What this task involves: Using the data below, gather each line that includes the word "date".

Dataset listings of figures:
┌────────
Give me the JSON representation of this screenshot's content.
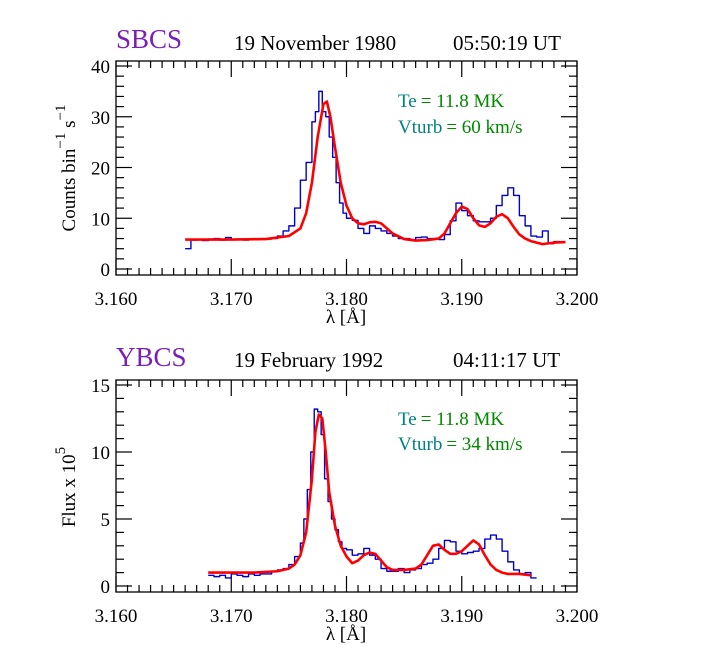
{
  "chart_data": [
    {
      "type": "line",
      "instrument": "SBCS",
      "date": "19 November 1980",
      "time": "05:50:19 UT",
      "xlabel": "λ [Å]",
      "ylabel": "Counts bin",
      "ylabel_sup1": "−1",
      "ylabel_mid": " s",
      "ylabel_sup2": "−1",
      "xlim": [
        3.16,
        3.2
      ],
      "ylim": [
        0,
        40
      ],
      "xticks": [
        3.16,
        3.17,
        3.18,
        3.19,
        3.2
      ],
      "xtick_labels": [
        "3.160",
        "3.170",
        "3.180",
        "3.190",
        "3.200"
      ],
      "yticks": [
        0,
        10,
        20,
        30,
        40
      ],
      "ytick_labels": [
        "0",
        "10",
        "20",
        "30",
        "40"
      ],
      "annotations": [
        {
          "label": "Te",
          "value": "= 11.8 MK"
        },
        {
          "label": "Vturb",
          "value": "= 60 km/s"
        }
      ],
      "series": [
        {
          "name": "observed",
          "style": "step",
          "color": "#0000cc",
          "x": [
            3.166,
            3.1665,
            3.167,
            3.1675,
            3.168,
            3.1685,
            3.169,
            3.1695,
            3.17,
            3.1705,
            3.171,
            3.1715,
            3.172,
            3.1725,
            3.173,
            3.1735,
            3.174,
            3.1745,
            3.175,
            3.1755,
            3.176,
            3.1765,
            3.177,
            3.1773,
            3.1776,
            3.1779,
            3.1782,
            3.1785,
            3.1788,
            3.1791,
            3.1794,
            3.1797,
            3.18,
            3.1805,
            3.181,
            3.1815,
            3.182,
            3.1825,
            3.183,
            3.1835,
            3.184,
            3.1845,
            3.185,
            3.1855,
            3.186,
            3.1865,
            3.187,
            3.1875,
            3.188,
            3.1885,
            3.189,
            3.1895,
            3.19,
            3.1905,
            3.191,
            3.1915,
            3.192,
            3.1925,
            3.193,
            3.1935,
            3.194,
            3.1945,
            3.195,
            3.1955,
            3.196,
            3.1965,
            3.197,
            3.1975,
            3.198
          ],
          "y": [
            4.0,
            5.7,
            5.8,
            5.6,
            5.9,
            6.0,
            5.7,
            6.2,
            5.8,
            5.9,
            5.7,
            5.8,
            5.8,
            6.0,
            5.9,
            6.0,
            6.5,
            7.5,
            8.5,
            12,
            17.5,
            21,
            29,
            31,
            35,
            31,
            30,
            26,
            22,
            17,
            13,
            11,
            10,
            9.6,
            8.0,
            7.0,
            8.5,
            8.0,
            7.5,
            7.0,
            6.5,
            6.0,
            6.0,
            5.8,
            6.2,
            6.3,
            6.0,
            6.0,
            5.8,
            6.8,
            9.5,
            13,
            11.5,
            10.5,
            9.5,
            9.3,
            9.3,
            10.0,
            12.5,
            14.5,
            16.0,
            14.5,
            10.5,
            8.5,
            6.5,
            6.3,
            7.5,
            5.0,
            5.4
          ]
        },
        {
          "name": "fit",
          "style": "line",
          "color": "#ff0000",
          "x": [
            3.166,
            3.167,
            3.17,
            3.173,
            3.175,
            3.176,
            3.1765,
            3.177,
            3.1775,
            3.178,
            3.1783,
            3.1786,
            3.179,
            3.1795,
            3.18,
            3.1805,
            3.181,
            3.1815,
            3.182,
            3.1825,
            3.183,
            3.1835,
            3.184,
            3.185,
            3.186,
            3.187,
            3.188,
            3.1885,
            3.189,
            3.1895,
            3.19,
            3.1905,
            3.191,
            3.1915,
            3.192,
            3.1925,
            3.193,
            3.1935,
            3.194,
            3.1945,
            3.195,
            3.1955,
            3.196,
            3.197,
            3.198,
            3.199
          ],
          "y": [
            5.8,
            5.8,
            5.8,
            5.9,
            6.5,
            8.0,
            11,
            17,
            26,
            32.5,
            33,
            30,
            24,
            17,
            12.5,
            10.0,
            9.0,
            8.8,
            9.2,
            9.3,
            9.0,
            8.0,
            7.0,
            5.9,
            5.6,
            5.7,
            6.0,
            7.0,
            9.0,
            11,
            12.3,
            11.8,
            10.0,
            8.6,
            8.3,
            9.0,
            10.3,
            10.8,
            10.0,
            8.3,
            6.8,
            6.0,
            5.5,
            4.9,
            5.2,
            5.3
          ]
        }
      ]
    },
    {
      "type": "line",
      "instrument": "YBCS",
      "date": "19 February 1992",
      "time": "04:11:17 UT",
      "xlabel": "λ [Å]",
      "ylabel": "Flux x 10",
      "ylabel_sup": "5",
      "xlim": [
        3.16,
        3.2
      ],
      "ylim": [
        0,
        15
      ],
      "xticks": [
        3.16,
        3.17,
        3.18,
        3.19,
        3.2
      ],
      "xtick_labels": [
        "3.160",
        "3.170",
        "3.180",
        "3.190",
        "3.200"
      ],
      "yticks": [
        0,
        5,
        10,
        15
      ],
      "ytick_labels": [
        "0",
        "5",
        "10",
        "15"
      ],
      "annotations": [
        {
          "label": "Te",
          "value": "= 11.8 MK"
        },
        {
          "label": "Vturb",
          "value": "= 34 km/s"
        }
      ],
      "series": [
        {
          "name": "observed",
          "style": "step",
          "color": "#0000cc",
          "x": [
            3.168,
            3.1685,
            3.169,
            3.1695,
            3.17,
            3.1705,
            3.171,
            3.1715,
            3.172,
            3.1725,
            3.173,
            3.1735,
            3.174,
            3.1745,
            3.175,
            3.1755,
            3.176,
            3.1763,
            3.1766,
            3.1769,
            3.1772,
            3.1775,
            3.1778,
            3.1781,
            3.1784,
            3.1787,
            3.179,
            3.1793,
            3.1796,
            3.18,
            3.1805,
            3.181,
            3.1815,
            3.182,
            3.1825,
            3.183,
            3.1835,
            3.184,
            3.1845,
            3.185,
            3.1855,
            3.186,
            3.1865,
            3.187,
            3.1875,
            3.188,
            3.1885,
            3.189,
            3.1895,
            3.19,
            3.1905,
            3.191,
            3.1915,
            3.192,
            3.1925,
            3.193,
            3.1935,
            3.194,
            3.1945,
            3.195,
            3.1955,
            3.196
          ],
          "y": [
            0.8,
            0.7,
            0.8,
            0.6,
            0.9,
            0.8,
            0.7,
            0.9,
            0.8,
            0.9,
            0.9,
            1.1,
            1.2,
            1.3,
            1.6,
            2.2,
            3.2,
            5.0,
            7.2,
            10.0,
            13.2,
            13.0,
            11.3,
            8.0,
            6.3,
            5.0,
            4.2,
            3.3,
            2.8,
            2.7,
            2.3,
            2.4,
            2.8,
            2.3,
            2.0,
            1.3,
            1.1,
            1.1,
            1.3,
            1.0,
            1.2,
            1.3,
            1.6,
            1.7,
            2.0,
            2.8,
            3.4,
            3.3,
            2.6,
            2.4,
            2.5,
            2.6,
            2.8,
            3.5,
            3.8,
            3.5,
            2.6,
            1.8,
            1.2,
            0.9,
            1.0,
            0.6
          ]
        },
        {
          "name": "fit",
          "style": "line",
          "color": "#ff0000",
          "x": [
            3.168,
            3.17,
            3.172,
            3.174,
            3.175,
            3.1755,
            3.176,
            3.1765,
            3.177,
            3.1773,
            3.1776,
            3.1779,
            3.1782,
            3.1785,
            3.179,
            3.1795,
            3.18,
            3.1805,
            3.181,
            3.1815,
            3.182,
            3.1825,
            3.183,
            3.1835,
            3.184,
            3.185,
            3.186,
            3.1865,
            3.187,
            3.1875,
            3.188,
            3.1885,
            3.189,
            3.1895,
            3.19,
            3.1905,
            3.191,
            3.1915,
            3.192,
            3.1925,
            3.193,
            3.1935,
            3.194,
            3.1945,
            3.195,
            3.196
          ],
          "y": [
            1.0,
            1.0,
            1.0,
            1.1,
            1.3,
            1.6,
            2.3,
            4.0,
            8.0,
            11.5,
            12.8,
            12.5,
            10.0,
            7.0,
            4.5,
            3.0,
            2.2,
            1.7,
            1.9,
            2.3,
            2.5,
            2.4,
            1.9,
            1.4,
            1.2,
            1.2,
            1.3,
            1.6,
            2.3,
            3.0,
            3.1,
            2.7,
            2.4,
            2.4,
            2.6,
            3.0,
            3.4,
            3.1,
            2.3,
            1.6,
            1.2,
            1.0,
            0.9,
            0.9,
            0.9,
            0.8
          ]
        }
      ]
    }
  ],
  "colors": {
    "instrument": "#7a1fb8",
    "annotation_label": "#008080",
    "annotation_value": "#008800",
    "observed": "#0000cc",
    "fit": "#ff0000"
  }
}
└────────
Final result:
      "date": "19 November 1980",
      "date": "19 February 1992",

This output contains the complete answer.